**Written request:**
Repeat the material word for word, starting at its first line and stopping after the line that contains "history-brush-tool-icon[interactable] <box>5 327".

**Extracted records:**

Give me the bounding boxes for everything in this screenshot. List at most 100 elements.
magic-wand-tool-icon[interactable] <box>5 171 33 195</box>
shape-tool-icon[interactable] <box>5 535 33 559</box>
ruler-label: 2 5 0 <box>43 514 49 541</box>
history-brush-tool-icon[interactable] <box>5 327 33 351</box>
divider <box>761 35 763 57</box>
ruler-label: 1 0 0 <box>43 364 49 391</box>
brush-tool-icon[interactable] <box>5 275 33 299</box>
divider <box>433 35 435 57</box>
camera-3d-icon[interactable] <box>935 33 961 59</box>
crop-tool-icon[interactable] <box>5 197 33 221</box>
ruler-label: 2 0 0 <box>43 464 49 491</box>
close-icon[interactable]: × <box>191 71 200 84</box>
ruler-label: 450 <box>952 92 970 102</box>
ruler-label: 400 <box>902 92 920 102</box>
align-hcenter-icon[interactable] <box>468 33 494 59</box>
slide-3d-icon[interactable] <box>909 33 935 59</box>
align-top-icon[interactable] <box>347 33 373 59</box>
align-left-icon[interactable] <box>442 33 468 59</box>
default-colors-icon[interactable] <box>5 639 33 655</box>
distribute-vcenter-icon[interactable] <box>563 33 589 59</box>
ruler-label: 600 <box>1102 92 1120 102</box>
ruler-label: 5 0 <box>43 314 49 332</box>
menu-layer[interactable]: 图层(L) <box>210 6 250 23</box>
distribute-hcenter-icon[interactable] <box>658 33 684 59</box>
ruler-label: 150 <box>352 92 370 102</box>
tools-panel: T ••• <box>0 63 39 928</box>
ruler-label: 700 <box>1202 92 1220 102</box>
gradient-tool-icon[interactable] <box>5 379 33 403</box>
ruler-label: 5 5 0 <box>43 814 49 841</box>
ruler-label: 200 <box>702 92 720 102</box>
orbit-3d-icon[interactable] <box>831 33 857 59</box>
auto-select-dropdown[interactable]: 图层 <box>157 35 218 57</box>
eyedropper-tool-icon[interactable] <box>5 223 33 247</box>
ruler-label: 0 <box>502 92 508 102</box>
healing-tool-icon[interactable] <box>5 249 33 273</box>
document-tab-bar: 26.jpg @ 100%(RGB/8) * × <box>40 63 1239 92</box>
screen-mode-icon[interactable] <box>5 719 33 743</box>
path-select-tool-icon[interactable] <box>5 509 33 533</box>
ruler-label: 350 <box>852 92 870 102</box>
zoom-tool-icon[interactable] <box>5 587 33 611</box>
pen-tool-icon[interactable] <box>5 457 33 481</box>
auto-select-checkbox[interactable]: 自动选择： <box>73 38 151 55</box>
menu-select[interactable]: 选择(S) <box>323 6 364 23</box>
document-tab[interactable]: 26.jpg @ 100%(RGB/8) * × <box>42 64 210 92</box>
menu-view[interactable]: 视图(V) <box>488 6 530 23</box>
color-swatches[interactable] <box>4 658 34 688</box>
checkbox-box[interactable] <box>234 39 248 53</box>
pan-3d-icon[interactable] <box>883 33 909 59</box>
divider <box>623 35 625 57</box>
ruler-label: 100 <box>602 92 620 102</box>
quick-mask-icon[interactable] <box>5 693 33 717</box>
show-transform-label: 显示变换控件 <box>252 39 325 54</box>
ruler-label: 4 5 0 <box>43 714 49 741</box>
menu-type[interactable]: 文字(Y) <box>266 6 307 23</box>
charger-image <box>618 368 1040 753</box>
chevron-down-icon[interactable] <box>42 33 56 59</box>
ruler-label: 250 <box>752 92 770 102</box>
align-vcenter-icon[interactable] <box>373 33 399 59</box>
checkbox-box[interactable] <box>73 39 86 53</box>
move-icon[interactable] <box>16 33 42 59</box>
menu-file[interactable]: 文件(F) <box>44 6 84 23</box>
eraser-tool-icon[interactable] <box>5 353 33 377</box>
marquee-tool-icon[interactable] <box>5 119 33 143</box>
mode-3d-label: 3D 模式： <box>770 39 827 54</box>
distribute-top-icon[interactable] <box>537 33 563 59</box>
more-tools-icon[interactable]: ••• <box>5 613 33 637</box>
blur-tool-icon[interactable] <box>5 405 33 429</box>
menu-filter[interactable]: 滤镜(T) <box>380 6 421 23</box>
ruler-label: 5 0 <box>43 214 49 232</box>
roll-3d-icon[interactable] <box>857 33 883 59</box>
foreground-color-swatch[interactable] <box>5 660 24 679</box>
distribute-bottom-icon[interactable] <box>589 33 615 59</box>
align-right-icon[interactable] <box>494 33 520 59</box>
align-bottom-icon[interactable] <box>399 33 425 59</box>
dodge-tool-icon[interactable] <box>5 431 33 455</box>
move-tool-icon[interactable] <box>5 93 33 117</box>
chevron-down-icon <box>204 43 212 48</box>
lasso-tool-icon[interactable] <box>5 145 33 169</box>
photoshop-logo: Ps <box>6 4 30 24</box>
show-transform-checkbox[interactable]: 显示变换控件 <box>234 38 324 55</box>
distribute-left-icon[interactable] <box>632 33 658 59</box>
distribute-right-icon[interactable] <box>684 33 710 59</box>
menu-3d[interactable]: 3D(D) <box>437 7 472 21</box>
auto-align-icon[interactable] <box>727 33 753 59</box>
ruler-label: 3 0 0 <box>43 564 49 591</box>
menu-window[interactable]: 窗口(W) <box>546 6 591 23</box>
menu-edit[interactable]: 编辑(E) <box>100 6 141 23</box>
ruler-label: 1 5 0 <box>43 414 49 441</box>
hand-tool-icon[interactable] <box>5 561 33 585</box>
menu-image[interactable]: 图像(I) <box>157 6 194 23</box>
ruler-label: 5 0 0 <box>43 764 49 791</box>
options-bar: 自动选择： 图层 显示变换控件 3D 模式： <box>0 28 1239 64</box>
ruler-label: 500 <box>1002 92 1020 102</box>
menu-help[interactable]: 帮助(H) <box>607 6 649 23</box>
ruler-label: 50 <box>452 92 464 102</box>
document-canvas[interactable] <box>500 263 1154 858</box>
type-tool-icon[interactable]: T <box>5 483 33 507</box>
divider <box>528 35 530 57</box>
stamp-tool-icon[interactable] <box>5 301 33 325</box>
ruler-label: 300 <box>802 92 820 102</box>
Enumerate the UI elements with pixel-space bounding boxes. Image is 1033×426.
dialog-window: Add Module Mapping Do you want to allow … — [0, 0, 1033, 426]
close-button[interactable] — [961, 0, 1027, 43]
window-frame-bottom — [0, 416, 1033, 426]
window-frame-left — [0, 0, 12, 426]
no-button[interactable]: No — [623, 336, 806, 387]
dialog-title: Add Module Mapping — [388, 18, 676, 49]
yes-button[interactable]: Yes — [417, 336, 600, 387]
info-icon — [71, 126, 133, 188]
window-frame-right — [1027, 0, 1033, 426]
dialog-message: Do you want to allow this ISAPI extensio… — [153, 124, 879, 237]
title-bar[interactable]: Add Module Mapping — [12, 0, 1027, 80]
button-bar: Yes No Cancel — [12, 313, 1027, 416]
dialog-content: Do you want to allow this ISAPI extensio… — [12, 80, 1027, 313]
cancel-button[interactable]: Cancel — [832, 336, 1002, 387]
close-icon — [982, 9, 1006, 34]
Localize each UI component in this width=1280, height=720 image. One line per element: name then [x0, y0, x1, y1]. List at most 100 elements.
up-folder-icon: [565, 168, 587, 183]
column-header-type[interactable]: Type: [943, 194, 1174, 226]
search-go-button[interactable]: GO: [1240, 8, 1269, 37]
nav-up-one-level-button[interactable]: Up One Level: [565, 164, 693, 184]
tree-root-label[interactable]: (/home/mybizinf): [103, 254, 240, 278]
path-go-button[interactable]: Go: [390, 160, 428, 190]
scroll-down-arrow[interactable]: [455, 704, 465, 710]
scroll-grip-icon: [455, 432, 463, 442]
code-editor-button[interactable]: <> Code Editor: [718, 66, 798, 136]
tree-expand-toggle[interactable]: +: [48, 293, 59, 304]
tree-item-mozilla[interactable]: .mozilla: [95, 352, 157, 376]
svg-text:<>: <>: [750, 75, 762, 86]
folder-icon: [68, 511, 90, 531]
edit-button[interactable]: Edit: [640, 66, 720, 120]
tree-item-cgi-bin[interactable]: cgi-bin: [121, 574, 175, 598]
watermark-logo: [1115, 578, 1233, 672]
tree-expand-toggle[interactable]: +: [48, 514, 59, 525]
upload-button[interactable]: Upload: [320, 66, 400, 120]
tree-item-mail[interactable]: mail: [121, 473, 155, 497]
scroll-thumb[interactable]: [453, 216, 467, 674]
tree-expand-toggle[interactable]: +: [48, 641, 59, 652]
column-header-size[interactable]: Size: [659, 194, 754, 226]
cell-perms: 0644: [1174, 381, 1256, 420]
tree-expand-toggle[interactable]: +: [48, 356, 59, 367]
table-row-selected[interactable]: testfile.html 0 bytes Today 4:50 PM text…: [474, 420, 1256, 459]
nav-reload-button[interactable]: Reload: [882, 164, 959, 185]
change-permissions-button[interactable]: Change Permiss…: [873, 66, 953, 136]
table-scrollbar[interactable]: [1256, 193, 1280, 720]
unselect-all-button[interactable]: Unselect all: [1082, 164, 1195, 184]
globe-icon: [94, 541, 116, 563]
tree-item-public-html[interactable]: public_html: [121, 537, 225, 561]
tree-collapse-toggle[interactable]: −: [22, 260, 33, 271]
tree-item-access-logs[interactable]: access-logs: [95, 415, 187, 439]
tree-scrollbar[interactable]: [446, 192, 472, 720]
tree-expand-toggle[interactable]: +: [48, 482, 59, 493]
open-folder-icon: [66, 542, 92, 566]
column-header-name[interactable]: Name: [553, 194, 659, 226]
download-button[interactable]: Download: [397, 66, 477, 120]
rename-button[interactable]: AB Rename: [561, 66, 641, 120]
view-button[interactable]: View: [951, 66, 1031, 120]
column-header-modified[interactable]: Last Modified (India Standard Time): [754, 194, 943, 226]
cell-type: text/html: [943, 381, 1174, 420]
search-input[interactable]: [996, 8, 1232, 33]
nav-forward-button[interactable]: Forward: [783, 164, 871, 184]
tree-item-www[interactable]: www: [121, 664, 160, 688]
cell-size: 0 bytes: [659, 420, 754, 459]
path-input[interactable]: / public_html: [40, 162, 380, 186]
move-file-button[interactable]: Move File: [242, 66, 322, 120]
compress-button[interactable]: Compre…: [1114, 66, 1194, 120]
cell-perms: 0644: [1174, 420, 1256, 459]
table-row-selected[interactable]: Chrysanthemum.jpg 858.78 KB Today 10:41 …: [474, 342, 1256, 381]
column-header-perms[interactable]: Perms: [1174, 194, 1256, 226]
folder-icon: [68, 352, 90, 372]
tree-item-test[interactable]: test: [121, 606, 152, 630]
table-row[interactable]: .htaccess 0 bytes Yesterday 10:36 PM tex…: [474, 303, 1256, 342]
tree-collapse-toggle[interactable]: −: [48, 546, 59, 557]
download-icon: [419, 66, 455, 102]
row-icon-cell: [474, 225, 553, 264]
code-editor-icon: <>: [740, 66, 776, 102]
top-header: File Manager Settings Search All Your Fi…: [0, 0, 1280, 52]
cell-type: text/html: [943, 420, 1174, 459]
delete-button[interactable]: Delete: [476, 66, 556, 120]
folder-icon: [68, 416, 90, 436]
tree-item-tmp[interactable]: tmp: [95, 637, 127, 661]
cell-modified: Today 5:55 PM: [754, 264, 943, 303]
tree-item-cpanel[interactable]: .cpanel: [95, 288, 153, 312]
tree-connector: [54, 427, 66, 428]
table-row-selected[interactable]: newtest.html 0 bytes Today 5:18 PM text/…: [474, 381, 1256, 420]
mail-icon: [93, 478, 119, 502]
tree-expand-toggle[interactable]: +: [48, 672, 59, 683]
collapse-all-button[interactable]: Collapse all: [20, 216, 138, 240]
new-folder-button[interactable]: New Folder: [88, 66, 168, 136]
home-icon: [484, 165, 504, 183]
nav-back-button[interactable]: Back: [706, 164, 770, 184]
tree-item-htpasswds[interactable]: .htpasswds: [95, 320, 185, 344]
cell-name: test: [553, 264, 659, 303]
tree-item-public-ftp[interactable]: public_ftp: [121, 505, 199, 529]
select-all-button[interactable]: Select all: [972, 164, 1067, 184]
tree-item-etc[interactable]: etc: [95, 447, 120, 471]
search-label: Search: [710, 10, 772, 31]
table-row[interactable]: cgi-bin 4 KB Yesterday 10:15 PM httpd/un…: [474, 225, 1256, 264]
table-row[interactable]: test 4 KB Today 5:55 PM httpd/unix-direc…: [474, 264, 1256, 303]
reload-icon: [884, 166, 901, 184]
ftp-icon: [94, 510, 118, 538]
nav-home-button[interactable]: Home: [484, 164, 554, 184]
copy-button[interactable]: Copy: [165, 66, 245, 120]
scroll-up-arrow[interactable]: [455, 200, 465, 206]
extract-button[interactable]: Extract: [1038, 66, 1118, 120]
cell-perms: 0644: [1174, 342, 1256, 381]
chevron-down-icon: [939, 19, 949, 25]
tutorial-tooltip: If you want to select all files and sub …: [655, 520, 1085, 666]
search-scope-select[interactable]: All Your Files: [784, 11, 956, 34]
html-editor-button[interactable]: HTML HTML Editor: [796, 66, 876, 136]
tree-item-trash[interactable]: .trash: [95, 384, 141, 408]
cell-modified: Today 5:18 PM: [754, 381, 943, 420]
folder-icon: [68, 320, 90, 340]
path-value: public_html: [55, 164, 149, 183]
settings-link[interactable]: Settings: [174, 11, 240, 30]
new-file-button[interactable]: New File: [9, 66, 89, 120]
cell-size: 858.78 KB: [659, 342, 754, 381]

**Worked solution:**
Give me the bounding boxes for everything in this screenshot. List at most 100 elements.
magic-wand-tool-icon[interactable] <box>5 171 33 195</box>
shape-tool-icon[interactable] <box>5 535 33 559</box>
ruler-label: 2 5 0 <box>43 514 49 541</box>
history-brush-tool-icon[interactable] <box>5 327 33 351</box>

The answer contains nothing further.